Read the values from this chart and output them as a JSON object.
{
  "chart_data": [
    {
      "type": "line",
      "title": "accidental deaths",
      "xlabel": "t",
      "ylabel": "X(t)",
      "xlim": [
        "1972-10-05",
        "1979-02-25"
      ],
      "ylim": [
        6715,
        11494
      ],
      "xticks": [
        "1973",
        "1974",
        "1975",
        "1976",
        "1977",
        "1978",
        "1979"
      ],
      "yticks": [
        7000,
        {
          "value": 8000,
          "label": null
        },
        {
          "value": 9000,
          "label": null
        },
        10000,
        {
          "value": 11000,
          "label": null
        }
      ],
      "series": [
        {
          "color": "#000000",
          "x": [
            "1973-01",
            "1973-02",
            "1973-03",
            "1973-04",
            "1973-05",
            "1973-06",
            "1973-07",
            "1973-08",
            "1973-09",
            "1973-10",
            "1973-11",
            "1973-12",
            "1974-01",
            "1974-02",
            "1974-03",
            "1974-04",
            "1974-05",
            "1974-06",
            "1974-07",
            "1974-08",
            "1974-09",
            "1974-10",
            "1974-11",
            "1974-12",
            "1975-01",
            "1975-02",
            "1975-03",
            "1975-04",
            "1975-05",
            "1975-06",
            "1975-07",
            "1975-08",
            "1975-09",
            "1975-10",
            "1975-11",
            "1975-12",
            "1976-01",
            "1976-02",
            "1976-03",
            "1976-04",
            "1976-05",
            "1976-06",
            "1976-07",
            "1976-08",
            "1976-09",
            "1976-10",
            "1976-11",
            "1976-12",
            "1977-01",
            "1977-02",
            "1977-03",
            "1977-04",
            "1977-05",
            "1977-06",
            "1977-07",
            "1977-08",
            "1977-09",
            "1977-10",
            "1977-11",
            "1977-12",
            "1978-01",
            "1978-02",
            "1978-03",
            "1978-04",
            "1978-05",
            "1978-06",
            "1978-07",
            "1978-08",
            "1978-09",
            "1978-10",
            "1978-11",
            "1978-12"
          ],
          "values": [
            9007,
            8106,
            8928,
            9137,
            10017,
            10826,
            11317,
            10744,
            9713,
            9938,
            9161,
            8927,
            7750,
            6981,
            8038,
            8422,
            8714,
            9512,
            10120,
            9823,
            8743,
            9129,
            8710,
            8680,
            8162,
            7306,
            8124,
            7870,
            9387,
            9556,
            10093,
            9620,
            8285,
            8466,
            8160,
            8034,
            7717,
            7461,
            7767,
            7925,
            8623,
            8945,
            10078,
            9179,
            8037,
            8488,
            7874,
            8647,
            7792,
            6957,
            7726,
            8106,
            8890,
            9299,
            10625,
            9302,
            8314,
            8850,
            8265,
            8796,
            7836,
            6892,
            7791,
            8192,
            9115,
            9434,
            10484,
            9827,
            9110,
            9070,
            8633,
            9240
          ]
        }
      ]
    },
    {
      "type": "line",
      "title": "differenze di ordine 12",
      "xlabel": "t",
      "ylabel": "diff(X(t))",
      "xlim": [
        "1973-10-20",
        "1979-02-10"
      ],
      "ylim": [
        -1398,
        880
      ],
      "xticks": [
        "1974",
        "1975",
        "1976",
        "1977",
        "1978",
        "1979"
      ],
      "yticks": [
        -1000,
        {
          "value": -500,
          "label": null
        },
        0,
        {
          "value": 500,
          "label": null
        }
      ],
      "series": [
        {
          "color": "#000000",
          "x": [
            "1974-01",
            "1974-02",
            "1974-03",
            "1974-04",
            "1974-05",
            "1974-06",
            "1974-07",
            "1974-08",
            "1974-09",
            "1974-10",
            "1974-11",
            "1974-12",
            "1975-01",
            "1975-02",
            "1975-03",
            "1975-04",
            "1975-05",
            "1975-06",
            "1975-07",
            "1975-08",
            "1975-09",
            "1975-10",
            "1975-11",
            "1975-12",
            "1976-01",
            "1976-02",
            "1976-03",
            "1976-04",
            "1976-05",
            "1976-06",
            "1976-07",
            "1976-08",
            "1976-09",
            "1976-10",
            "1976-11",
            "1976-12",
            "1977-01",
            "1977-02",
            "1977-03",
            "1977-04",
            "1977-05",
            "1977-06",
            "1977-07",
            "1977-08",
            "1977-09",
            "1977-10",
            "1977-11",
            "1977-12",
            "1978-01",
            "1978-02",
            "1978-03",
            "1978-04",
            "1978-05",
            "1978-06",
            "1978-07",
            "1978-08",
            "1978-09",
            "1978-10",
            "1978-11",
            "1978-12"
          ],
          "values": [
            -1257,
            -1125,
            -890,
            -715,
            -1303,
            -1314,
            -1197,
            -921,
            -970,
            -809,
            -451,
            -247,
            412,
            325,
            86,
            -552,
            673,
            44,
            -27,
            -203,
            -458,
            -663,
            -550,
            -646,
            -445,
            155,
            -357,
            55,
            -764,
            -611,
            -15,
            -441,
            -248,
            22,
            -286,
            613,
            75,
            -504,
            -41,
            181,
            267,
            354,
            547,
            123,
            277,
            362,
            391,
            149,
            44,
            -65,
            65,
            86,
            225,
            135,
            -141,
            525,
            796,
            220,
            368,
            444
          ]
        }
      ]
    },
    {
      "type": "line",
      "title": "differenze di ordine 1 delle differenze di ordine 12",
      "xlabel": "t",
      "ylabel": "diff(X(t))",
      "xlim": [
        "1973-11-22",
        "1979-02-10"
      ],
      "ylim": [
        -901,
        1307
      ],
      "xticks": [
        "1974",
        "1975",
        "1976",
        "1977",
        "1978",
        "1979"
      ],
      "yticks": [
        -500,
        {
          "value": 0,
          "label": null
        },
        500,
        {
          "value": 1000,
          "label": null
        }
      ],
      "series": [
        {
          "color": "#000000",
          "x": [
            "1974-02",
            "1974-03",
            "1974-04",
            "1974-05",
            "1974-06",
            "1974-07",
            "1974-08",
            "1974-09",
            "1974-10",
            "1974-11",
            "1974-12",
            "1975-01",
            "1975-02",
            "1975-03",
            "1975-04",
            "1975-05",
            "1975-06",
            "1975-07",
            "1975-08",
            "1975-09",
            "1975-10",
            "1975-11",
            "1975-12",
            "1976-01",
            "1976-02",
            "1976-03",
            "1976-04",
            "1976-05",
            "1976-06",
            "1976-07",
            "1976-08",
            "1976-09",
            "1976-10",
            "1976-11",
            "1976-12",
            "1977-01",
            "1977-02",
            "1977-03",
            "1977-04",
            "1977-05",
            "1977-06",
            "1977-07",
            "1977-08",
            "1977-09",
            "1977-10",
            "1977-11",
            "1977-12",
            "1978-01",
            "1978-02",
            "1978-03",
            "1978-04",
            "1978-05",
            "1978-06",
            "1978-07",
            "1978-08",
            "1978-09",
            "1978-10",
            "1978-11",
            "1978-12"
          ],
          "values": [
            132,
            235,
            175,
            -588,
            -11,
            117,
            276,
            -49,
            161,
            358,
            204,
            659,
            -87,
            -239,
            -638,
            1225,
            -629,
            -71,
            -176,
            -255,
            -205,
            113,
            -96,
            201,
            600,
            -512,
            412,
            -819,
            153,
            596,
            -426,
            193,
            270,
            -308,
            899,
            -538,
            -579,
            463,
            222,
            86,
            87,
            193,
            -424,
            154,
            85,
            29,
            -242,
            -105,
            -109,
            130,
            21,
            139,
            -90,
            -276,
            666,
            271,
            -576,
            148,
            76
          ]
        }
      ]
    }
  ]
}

* * * * * * *

THE EXERCISE
Give back the whole listing, word for word.

OUTPUT BELOW
Read the values from this chart and output them as a JSON object.
{
  "chart_data": [
    {
      "type": "line",
      "title": "accidental deaths",
      "xlabel": "t",
      "ylabel": "X(t)",
      "xlim": [
        "1972-10-05",
        "1979-02-25"
      ],
      "ylim": [
        6715,
        11494
      ],
      "xticks": [
        "1973",
        "1974",
        "1975",
        "1976",
        "1977",
        "1978",
        "1979"
      ],
      "yticks": [
        7000,
        {
          "value": 8000,
          "label": null
        },
        {
          "value": 9000,
          "label": null
        },
        10000,
        {
          "value": 11000,
          "label": null
        }
      ],
      "series": [
        {
          "color": "#000000",
          "x": [
            "1973-01",
            "1973-02",
            "1973-03",
            "1973-04",
            "1973-05",
            "1973-06",
            "1973-07",
            "1973-08",
            "1973-09",
            "1973-10",
            "1973-11",
            "1973-12",
            "1974-01",
            "1974-02",
            "1974-03",
            "1974-04",
            "1974-05",
            "1974-06",
            "1974-07",
            "1974-08",
            "1974-09",
            "1974-10",
            "1974-11",
            "1974-12",
            "1975-01",
            "1975-02",
            "1975-03",
            "1975-04",
            "1975-05",
            "1975-06",
            "1975-07",
            "1975-08",
            "1975-09",
            "1975-10",
            "1975-11",
            "1975-12",
            "1976-01",
            "1976-02",
            "1976-03",
            "1976-04",
            "1976-05",
            "1976-06",
            "1976-07",
            "1976-08",
            "1976-09",
            "1976-10",
            "1976-11",
            "1976-12",
            "1977-01",
            "1977-02",
            "1977-03",
            "1977-04",
            "1977-05",
            "1977-06",
            "1977-07",
            "1977-08",
            "1977-09",
            "1977-10",
            "1977-11",
            "1977-12",
            "1978-01",
            "1978-02",
            "1978-03",
            "1978-04",
            "1978-05",
            "1978-06",
            "1978-07",
            "1978-08",
            "1978-09",
            "1978-10",
            "1978-11",
            "1978-12"
          ],
          "values": [
            9007,
            8106,
            8928,
            9137,
            10017,
            10826,
            11317,
            10744,
            9713,
            9938,
            9161,
            8927,
            7750,
            6981,
            8038,
            8422,
            8714,
            9512,
            10120,
            9823,
            8743,
            9129,
            8710,
            8680,
            8162,
            7306,
            8124,
            7870,
            9387,
            9556,
            10093,
            9620,
            8285,
            8466,
            8160,
            8034,
            7717,
            7461,
            7767,
            7925,
            8623,
            8945,
            10078,
            9179,
            8037,
            8488,
            7874,
            8647,
            7792,
            6957,
            7726,
            8106,
            8890,
            9299,
            10625,
            9302,
            8314,
            8850,
            8265,
            8796,
            7836,
            6892,
            7791,
            8192,
            9115,
            9434,
            10484,
            9827,
            9110,
            9070,
            8633,
            9240
          ]
        }
      ]
    },
    {
      "type": "line",
      "title": "differenze di ordine 12",
      "xlabel": "t",
      "ylabel": "diff(X(t))",
      "xlim": [
        "1973-10-20",
        "1979-02-10"
      ],
      "ylim": [
        -1398,
        880
      ],
      "xticks": [
        "1974",
        "1975",
        "1976",
        "1977",
        "1978",
        "1979"
      ],
      "yticks": [
        -1000,
        {
          "value": -500,
          "label": null
        },
        0,
        {
          "value": 500,
          "label": null
        }
      ],
      "series": [
        {
          "color": "#000000",
          "x": [
            "1974-01",
            "1974-02",
            "1974-03",
            "1974-04",
            "1974-05",
            "1974-06",
            "1974-07",
            "1974-08",
            "1974-09",
            "1974-10",
            "1974-11",
            "1974-12",
            "1975-01",
            "1975-02",
            "1975-03",
            "1975-04",
            "1975-05",
            "1975-06",
            "1975-07",
            "1975-08",
            "1975-09",
            "1975-10",
            "1975-11",
            "1975-12",
            "1976-01",
            "1976-02",
            "1976-03",
            "1976-04",
            "1976-05",
            "1976-06",
            "1976-07",
            "1976-08",
            "1976-09",
            "1976-10",
            "1976-11",
            "1976-12",
            "1977-01",
            "1977-02",
            "1977-03",
            "1977-04",
            "1977-05",
            "1977-06",
            "1977-07",
            "1977-08",
            "1977-09",
            "1977-10",
            "1977-11",
            "1977-12",
            "1978-01",
            "1978-02",
            "1978-03",
            "1978-04",
            "1978-05",
            "1978-06",
            "1978-07",
            "1978-08",
            "1978-09",
            "1978-10",
            "1978-11",
            "1978-12"
          ],
          "values": [
            -1257,
            -1125,
            -890,
            -715,
            -1303,
            -1314,
            -1197,
            -921,
            -970,
            -809,
            -451,
            -247,
            412,
            325,
            86,
            -552,
            673,
            44,
            -27,
            -203,
            -458,
            -663,
            -550,
            -646,
            -445,
            155,
            -357,
            55,
            -764,
            -611,
            -15,
            -441,
            -248,
            22,
            -286,
            613,
            75,
            -504,
            -41,
            181,
            267,
            354,
            547,
            123,
            277,
            362,
            391,
            149,
            44,
            -65,
            65,
            86,
            225,
            135,
            -141,
            525,
            796,
            220,
            368,
            444
          ]
        }
      ]
    },
    {
      "type": "line",
      "title": "differenze di ordine 1 delle differenze di ordine 12",
      "xlabel": "t",
      "ylabel": "diff(X(t))",
      "xlim": [
        "1973-11-22",
        "1979-02-10"
      ],
      "ylim": [
        -901,
        1307
      ],
      "xticks": [
        "1974",
        "1975",
        "1976",
        "1977",
        "1978",
        "1979"
      ],
      "yticks": [
        -500,
        {
          "value": 0,
          "label": null
        },
        500,
        {
          "value": 1000,
          "label": null
        }
      ],
      "series": [
        {
          "color": "#000000",
          "x": [
            "1974-02",
            "1974-03",
            "1974-04",
            "1974-05",
            "1974-06",
            "1974-07",
            "1974-08",
            "1974-09",
            "1974-10",
            "1974-11",
            "1974-12",
            "1975-01",
            "1975-02",
            "1975-03",
            "1975-04",
            "1975-05",
            "1975-06",
            "1975-07",
            "1975-08",
            "1975-09",
            "1975-10",
            "1975-11",
            "1975-12",
            "1976-01",
            "1976-02",
            "1976-03",
            "1976-04",
            "1976-05",
            "1976-06",
            "1976-07",
            "1976-08",
            "1976-09",
            "1976-10",
            "1976-11",
            "1976-12",
            "1977-01",
            "1977-02",
            "1977-03",
            "1977-04",
            "1977-05",
            "1977-06",
            "1977-07",
            "1977-08",
            "1977-09",
            "1977-10",
            "1977-11",
            "1977-12",
            "1978-01",
            "1978-02",
            "1978-03",
            "1978-04",
            "1978-05",
            "1978-06",
            "1978-07",
            "1978-08",
            "1978-09",
            "1978-10",
            "1978-11",
            "1978-12"
          ],
          "values": [
            132,
            235,
            175,
            -588,
            -11,
            117,
            276,
            -49,
            161,
            358,
            204,
            659,
            -87,
            -239,
            -638,
            1225,
            -629,
            -71,
            -176,
            -255,
            -205,
            113,
            -96,
            201,
            600,
            -512,
            412,
            -819,
            153,
            596,
            -426,
            193,
            270,
            -308,
            899,
            -538,
            -579,
            463,
            222,
            86,
            87,
            193,
            -424,
            154,
            85,
            29,
            -242,
            -105,
            -109,
            130,
            21,
            139,
            -90,
            -276,
            666,
            271,
            -576,
            148,
            76
          ]
        }
      ]
    }
  ]
}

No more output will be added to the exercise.